## The exercise
Scan the listing below. Report each line that includes "Server".

## Records for this exercise
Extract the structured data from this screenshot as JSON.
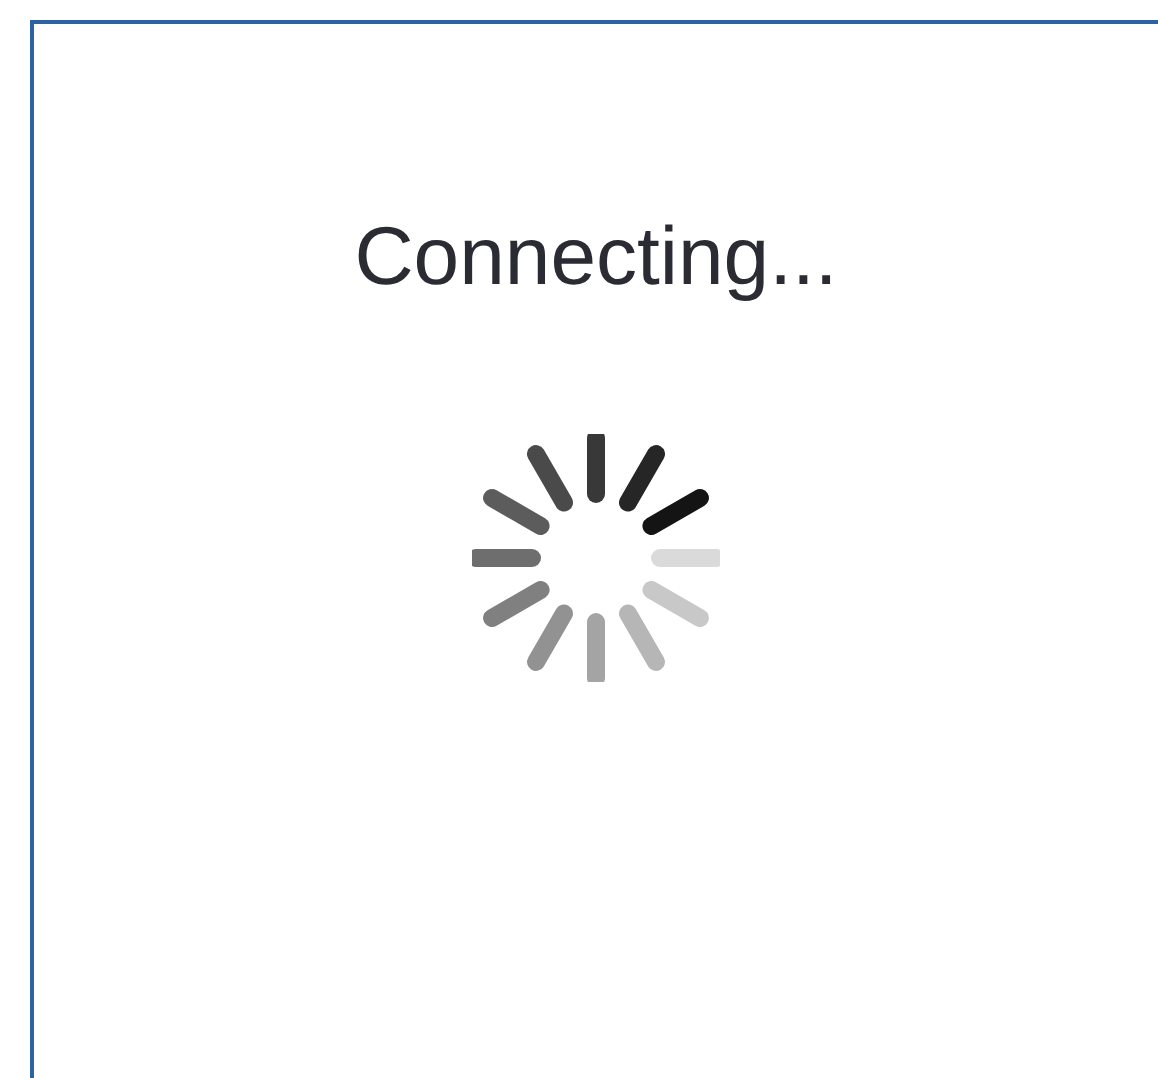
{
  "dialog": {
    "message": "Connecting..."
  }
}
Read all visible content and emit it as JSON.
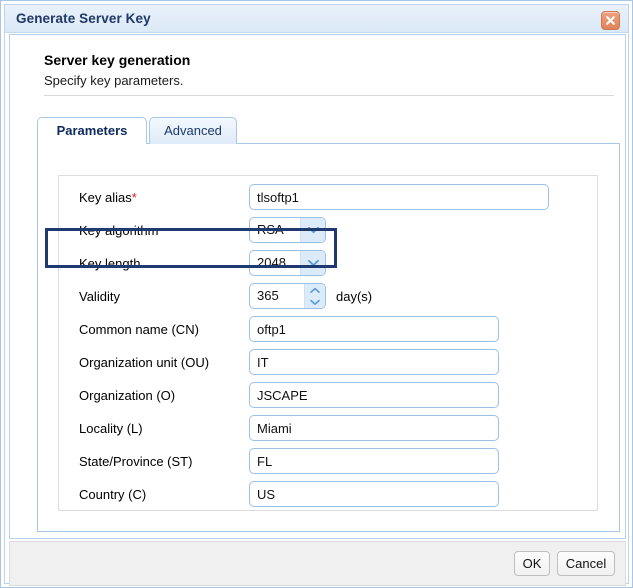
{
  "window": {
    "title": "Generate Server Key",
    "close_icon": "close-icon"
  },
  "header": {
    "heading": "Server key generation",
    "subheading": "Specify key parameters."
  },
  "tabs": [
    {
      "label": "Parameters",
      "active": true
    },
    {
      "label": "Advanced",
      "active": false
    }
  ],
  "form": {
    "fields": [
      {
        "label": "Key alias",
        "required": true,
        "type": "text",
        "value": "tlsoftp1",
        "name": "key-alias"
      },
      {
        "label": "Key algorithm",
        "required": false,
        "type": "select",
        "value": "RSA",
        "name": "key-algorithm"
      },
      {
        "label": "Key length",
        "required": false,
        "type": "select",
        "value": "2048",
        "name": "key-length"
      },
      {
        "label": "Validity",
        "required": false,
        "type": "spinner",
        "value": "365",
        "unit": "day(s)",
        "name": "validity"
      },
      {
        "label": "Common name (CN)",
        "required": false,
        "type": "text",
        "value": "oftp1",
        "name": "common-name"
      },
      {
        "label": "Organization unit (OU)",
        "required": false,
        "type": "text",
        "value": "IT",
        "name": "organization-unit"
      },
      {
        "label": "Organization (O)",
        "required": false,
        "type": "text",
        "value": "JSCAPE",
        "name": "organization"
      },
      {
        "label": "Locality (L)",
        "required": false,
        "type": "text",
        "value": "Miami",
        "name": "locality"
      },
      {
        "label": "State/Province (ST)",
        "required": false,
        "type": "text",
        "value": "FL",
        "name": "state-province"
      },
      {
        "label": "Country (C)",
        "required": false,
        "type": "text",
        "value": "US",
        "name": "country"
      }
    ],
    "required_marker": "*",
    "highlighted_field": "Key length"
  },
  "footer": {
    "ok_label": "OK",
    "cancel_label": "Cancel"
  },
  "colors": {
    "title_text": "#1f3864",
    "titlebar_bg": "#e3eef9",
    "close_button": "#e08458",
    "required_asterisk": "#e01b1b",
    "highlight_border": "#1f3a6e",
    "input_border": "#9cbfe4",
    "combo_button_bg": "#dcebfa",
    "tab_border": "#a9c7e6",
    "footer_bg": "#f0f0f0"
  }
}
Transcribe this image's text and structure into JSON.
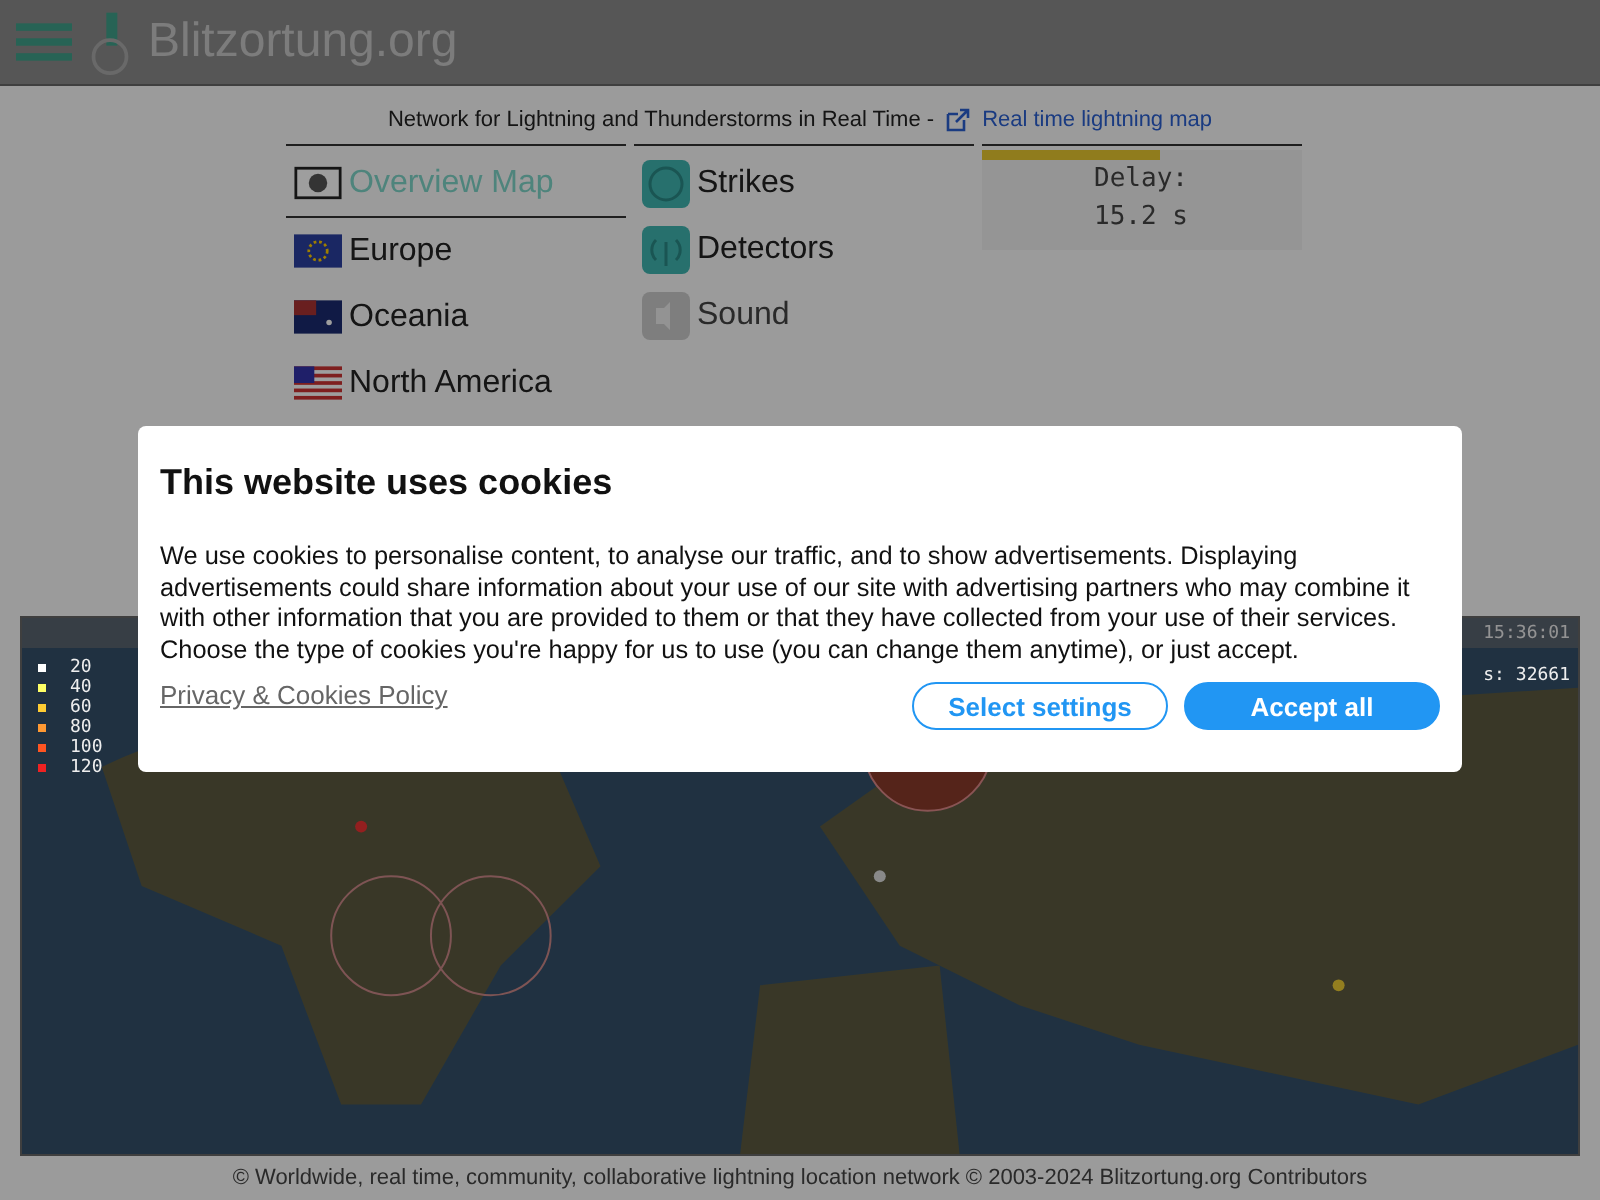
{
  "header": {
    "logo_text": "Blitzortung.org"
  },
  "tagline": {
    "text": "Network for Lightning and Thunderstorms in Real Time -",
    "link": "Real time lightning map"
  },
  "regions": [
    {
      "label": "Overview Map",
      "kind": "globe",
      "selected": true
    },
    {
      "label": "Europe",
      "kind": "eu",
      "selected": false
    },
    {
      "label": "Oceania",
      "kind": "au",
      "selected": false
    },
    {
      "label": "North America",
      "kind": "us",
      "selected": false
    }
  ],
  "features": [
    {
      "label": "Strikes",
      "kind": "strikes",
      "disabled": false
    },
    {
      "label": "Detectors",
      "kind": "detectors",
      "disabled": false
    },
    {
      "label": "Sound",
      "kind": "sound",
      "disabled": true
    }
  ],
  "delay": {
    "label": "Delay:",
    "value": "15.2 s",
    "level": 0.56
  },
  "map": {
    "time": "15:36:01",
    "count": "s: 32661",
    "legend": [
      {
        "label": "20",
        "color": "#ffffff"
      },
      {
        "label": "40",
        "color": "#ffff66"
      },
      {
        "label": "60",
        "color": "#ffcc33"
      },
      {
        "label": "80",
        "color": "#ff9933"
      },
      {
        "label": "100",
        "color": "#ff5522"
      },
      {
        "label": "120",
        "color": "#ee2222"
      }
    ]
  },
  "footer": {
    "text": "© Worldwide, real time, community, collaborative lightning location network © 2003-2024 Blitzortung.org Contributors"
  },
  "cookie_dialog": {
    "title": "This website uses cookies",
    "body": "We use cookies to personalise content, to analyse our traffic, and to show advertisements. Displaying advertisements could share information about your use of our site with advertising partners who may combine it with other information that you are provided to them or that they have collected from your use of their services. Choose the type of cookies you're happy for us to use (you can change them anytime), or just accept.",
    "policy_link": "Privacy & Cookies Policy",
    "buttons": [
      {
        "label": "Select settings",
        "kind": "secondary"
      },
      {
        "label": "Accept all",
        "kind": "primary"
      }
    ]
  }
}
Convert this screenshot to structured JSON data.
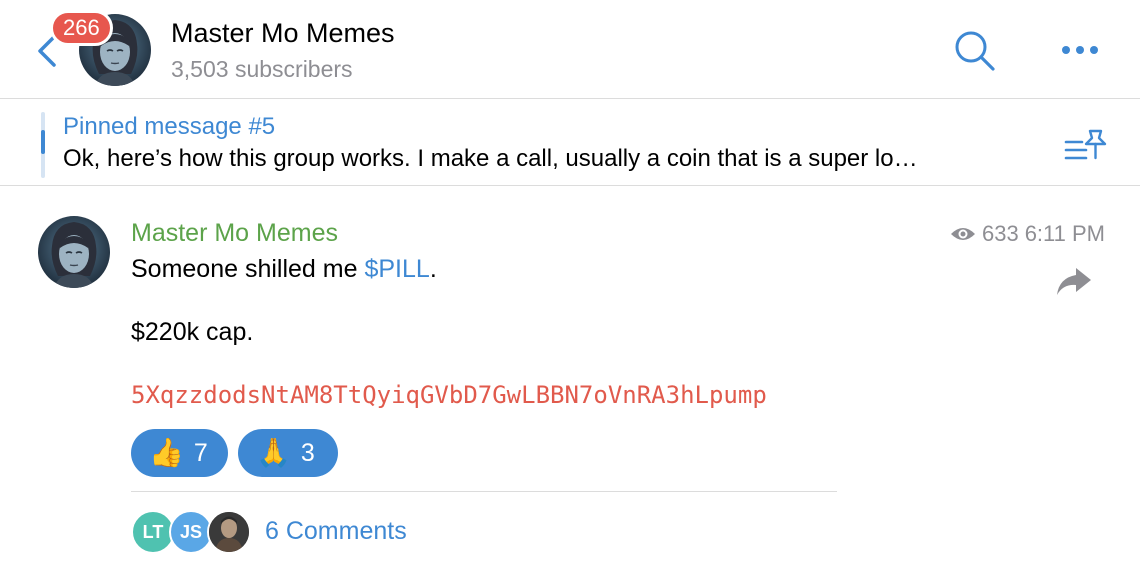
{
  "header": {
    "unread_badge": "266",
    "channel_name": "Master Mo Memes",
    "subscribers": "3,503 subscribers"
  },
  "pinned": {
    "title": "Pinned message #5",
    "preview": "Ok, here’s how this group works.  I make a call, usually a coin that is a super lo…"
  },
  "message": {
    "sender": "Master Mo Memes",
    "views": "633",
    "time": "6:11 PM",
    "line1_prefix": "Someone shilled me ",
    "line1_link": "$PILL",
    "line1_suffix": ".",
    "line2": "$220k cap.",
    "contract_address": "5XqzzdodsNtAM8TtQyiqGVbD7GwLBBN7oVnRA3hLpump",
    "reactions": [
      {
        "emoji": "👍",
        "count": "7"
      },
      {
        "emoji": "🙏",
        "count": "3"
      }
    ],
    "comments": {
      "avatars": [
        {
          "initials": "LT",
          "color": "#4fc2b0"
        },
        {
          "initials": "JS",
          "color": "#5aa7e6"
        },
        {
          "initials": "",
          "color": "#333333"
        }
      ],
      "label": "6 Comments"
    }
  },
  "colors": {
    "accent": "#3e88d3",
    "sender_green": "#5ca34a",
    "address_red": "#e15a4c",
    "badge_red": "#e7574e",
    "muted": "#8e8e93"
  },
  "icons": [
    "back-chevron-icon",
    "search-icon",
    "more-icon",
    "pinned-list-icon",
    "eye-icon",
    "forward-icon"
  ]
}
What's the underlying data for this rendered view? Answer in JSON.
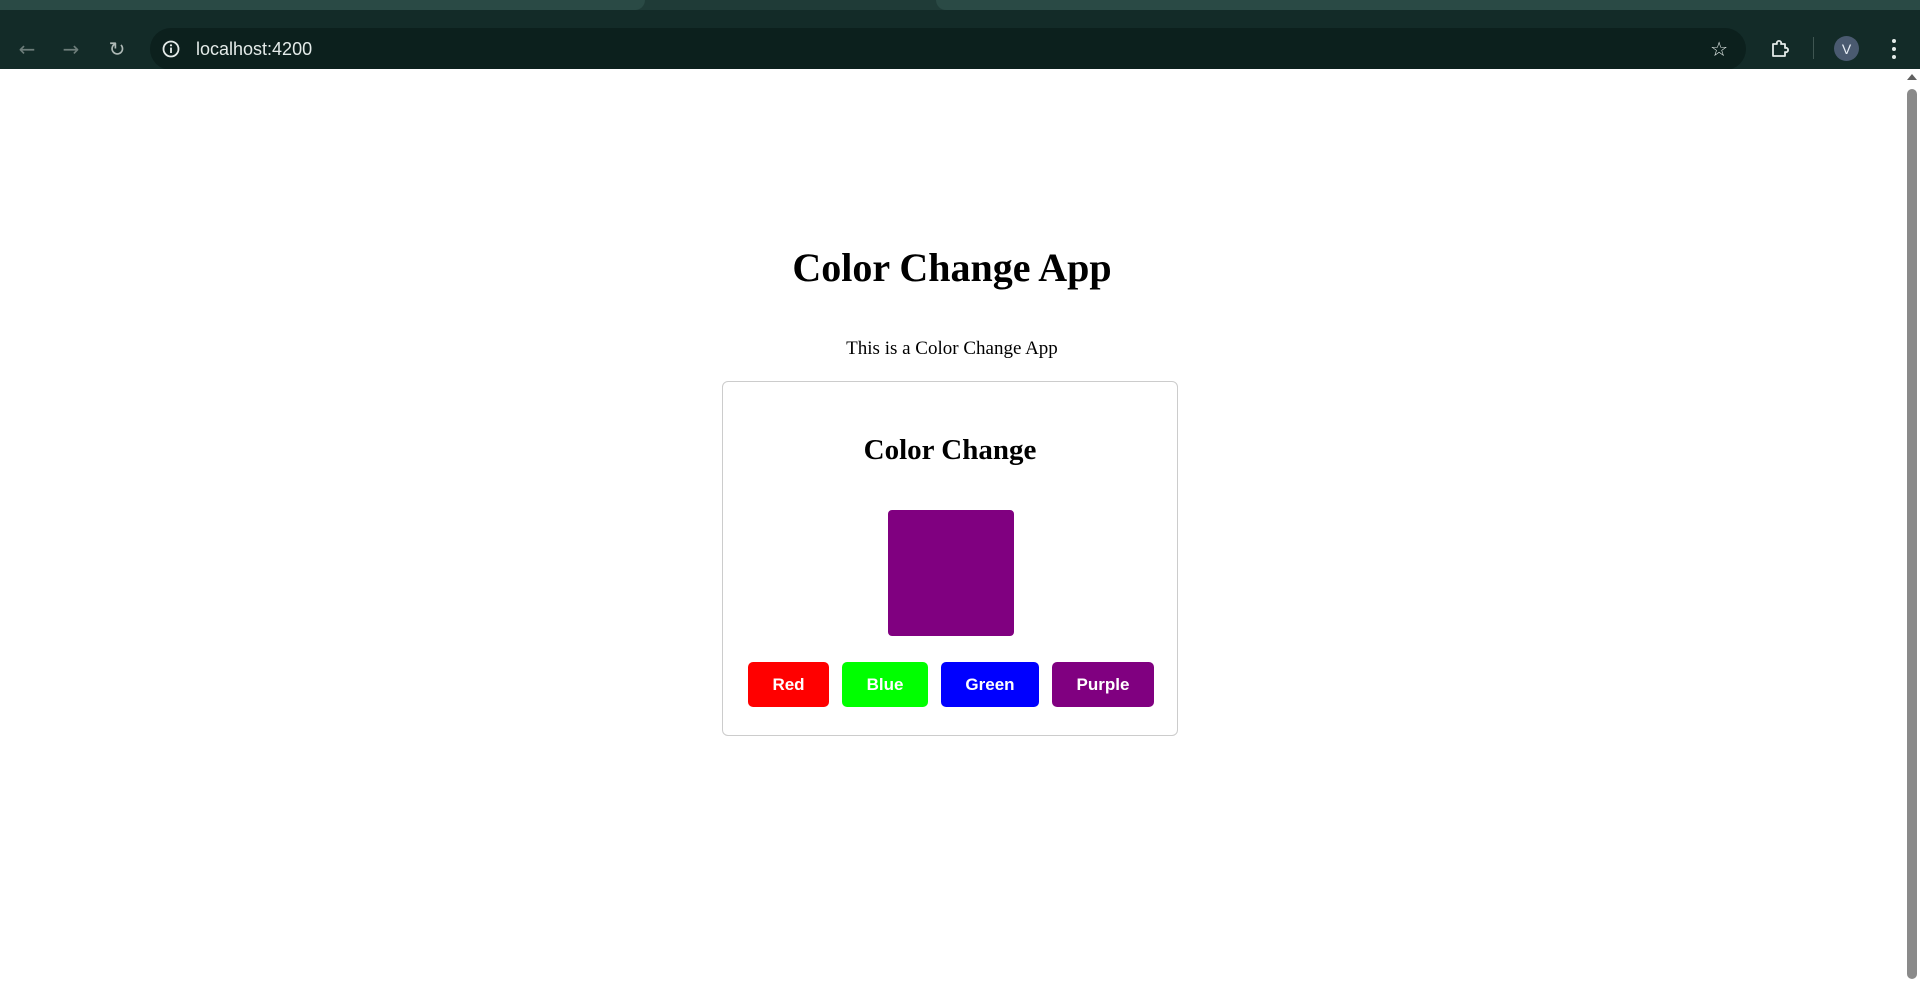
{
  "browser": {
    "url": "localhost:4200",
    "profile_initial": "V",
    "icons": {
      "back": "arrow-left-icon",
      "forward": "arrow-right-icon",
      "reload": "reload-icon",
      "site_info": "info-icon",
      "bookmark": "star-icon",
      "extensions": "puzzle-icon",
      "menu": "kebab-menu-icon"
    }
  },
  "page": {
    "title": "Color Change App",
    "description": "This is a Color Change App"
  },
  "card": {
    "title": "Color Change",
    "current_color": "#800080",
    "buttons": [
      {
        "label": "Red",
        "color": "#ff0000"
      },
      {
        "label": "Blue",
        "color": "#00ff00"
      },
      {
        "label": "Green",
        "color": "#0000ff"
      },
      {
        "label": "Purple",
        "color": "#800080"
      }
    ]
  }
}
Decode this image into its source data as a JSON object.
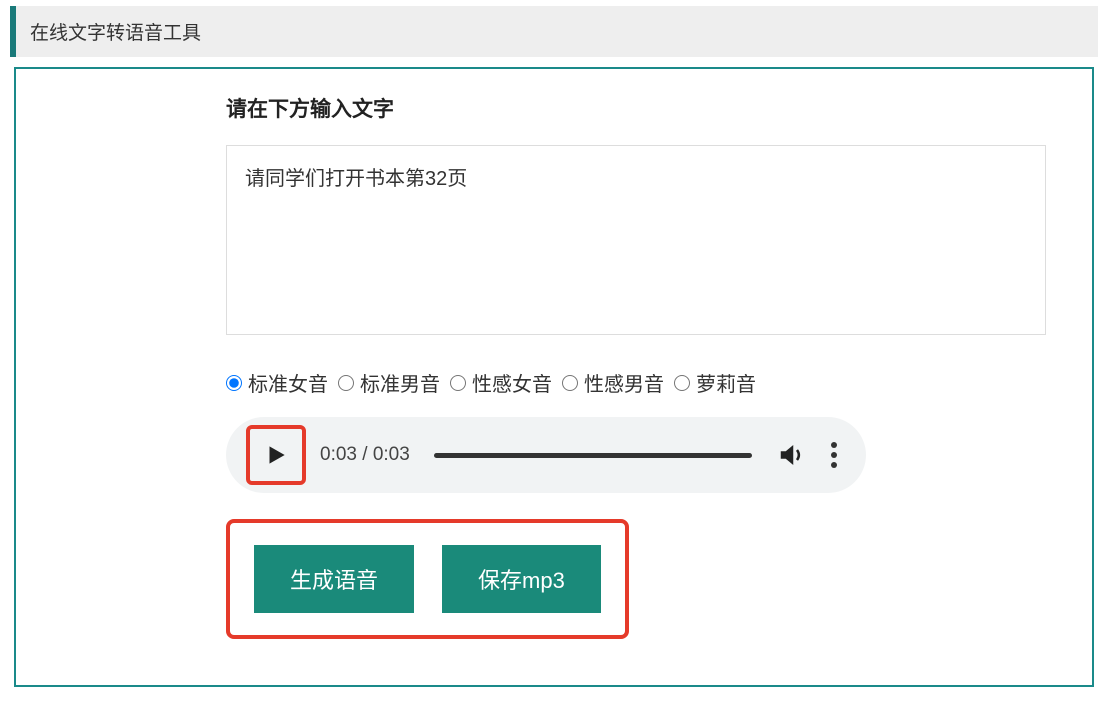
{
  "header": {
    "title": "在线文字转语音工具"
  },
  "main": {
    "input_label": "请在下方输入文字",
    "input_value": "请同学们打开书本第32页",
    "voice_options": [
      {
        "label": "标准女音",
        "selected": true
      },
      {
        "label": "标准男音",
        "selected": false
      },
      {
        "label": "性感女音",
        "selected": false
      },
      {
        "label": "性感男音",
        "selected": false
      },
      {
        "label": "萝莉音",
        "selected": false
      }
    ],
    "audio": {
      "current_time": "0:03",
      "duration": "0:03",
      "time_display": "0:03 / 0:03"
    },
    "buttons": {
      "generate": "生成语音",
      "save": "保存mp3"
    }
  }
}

## Final answer
    "title": "Generate Server Key",
    "heading": "Server key generation",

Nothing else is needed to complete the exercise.